### [Task objective]
Would you write out every line of the data below verbatim, leaving out the pictures?

[Dataset entries]
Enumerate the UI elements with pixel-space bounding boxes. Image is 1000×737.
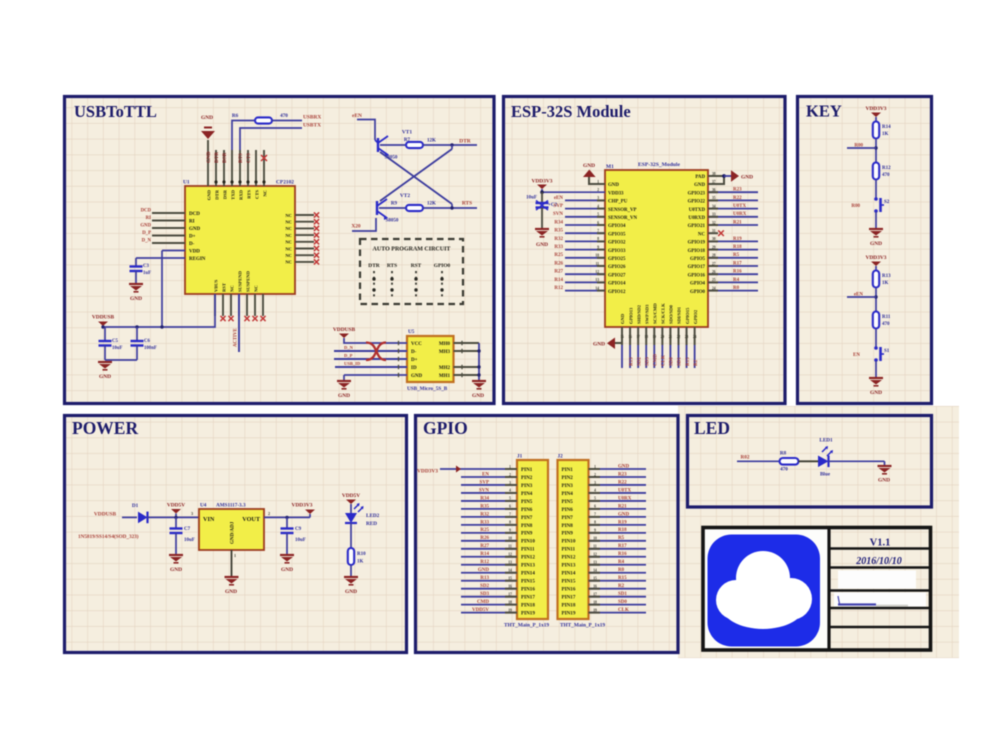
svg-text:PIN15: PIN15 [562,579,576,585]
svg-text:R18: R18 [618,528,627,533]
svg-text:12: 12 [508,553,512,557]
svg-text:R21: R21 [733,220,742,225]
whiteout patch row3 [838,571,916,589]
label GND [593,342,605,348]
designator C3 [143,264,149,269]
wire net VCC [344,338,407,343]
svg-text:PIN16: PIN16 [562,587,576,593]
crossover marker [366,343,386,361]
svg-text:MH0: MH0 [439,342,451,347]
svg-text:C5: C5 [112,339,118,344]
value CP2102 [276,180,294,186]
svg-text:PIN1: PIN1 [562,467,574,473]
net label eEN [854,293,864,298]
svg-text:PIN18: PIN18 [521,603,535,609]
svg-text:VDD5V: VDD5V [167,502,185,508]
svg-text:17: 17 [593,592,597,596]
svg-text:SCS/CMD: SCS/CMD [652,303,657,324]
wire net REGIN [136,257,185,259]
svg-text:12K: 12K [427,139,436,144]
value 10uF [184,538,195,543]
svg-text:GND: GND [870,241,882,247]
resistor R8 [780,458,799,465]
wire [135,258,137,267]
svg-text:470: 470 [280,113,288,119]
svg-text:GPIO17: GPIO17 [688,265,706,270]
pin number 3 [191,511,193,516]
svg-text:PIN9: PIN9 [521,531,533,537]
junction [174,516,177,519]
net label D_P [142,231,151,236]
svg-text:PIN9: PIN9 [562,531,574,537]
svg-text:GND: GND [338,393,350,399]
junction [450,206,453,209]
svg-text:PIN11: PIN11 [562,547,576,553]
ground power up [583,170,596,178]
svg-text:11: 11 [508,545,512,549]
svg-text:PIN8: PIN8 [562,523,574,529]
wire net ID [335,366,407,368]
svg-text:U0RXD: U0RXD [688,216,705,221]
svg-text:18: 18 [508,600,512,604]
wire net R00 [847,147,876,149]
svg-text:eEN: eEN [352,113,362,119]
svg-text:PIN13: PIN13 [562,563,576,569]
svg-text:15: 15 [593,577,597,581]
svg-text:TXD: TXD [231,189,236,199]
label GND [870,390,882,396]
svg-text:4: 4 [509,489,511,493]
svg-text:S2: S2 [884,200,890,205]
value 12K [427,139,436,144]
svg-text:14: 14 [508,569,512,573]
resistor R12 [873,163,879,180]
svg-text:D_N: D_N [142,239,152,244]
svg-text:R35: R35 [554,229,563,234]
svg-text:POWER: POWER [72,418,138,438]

### [Exercise answer]
Enumerate the UI elements with pixel-space bounding boxes. Image is 1000×737.
svg-text:PIN15: PIN15 [562,579,576,585]
svg-text:R18: R18 [618,528,627,533]
svg-text:12: 12 [508,553,512,557]
svg-text:R21: R21 [733,220,742,225]
whiteout patch row3 [838,571,916,589]
label GND [593,342,605,348]
designator C3 [143,264,149,269]
wire net VCC [344,338,407,343]
svg-text:PIN16: PIN16 [562,587,576,593]
crossover marker [366,343,386,361]
svg-text:MH0: MH0 [439,342,451,347]
svg-text:C5: C5 [112,339,118,344]
value CP2102 [276,180,294,186]
svg-text:PIN1: PIN1 [562,467,574,473]
net label eEN [854,293,864,298]
svg-text:PIN18: PIN18 [521,603,535,609]
svg-text:VDD5V: VDD5V [167,502,185,508]
svg-text:17: 17 [593,592,597,596]
svg-text:SCS/CMD: SCS/CMD [652,303,657,324]
wire net REGIN [136,257,185,259]
svg-text:12K: 12K [427,139,436,144]
value 10uF [184,538,195,543]
svg-text:GND: GND [870,241,882,247]
resistor R8 [780,458,799,465]
wire [135,258,137,267]
svg-text:470: 470 [280,113,288,119]
svg-text:GPIO17: GPIO17 [688,265,706,270]
pin number 3 [191,511,193,516]
svg-text:PIN9: PIN9 [521,531,533,537]
junction [174,516,177,519]
net label D_P [142,231,151,236]
svg-text:PIN9: PIN9 [562,531,574,537]
svg-text:GND: GND [338,393,350,399]
junction [450,206,453,209]
svg-text:PIN11: PIN11 [562,547,576,553]
ground power up [583,170,596,178]
svg-text:11: 11 [508,545,512,549]
svg-text:PIN8: PIN8 [562,523,574,529]
wire net ID [335,366,407,368]
svg-text:U0RXD: U0RXD [688,216,705,221]
svg-text:18: 18 [508,600,512,604]
wire net R00 [847,147,876,149]
svg-text:eEN: eEN [352,113,362,119]
svg-text:PIN13: PIN13 [562,563,576,569]
svg-text:15: 15 [593,577,597,581]
svg-text:TXD: TXD [231,189,236,199]
label GND [870,390,882,396]
svg-text:4: 4 [509,489,511,493]
svg-text:S2: S2 [884,200,890,205]
value 12K [427,139,436,144]
svg-text:14: 14 [508,569,512,573]
resistor R12 [873,163,879,180]
svg-text:D_N: D_N [142,239,152,244]
svg-text:R35: R35 [554,229,563,234]
svg-text:POWER: POWER [72,418,138,438]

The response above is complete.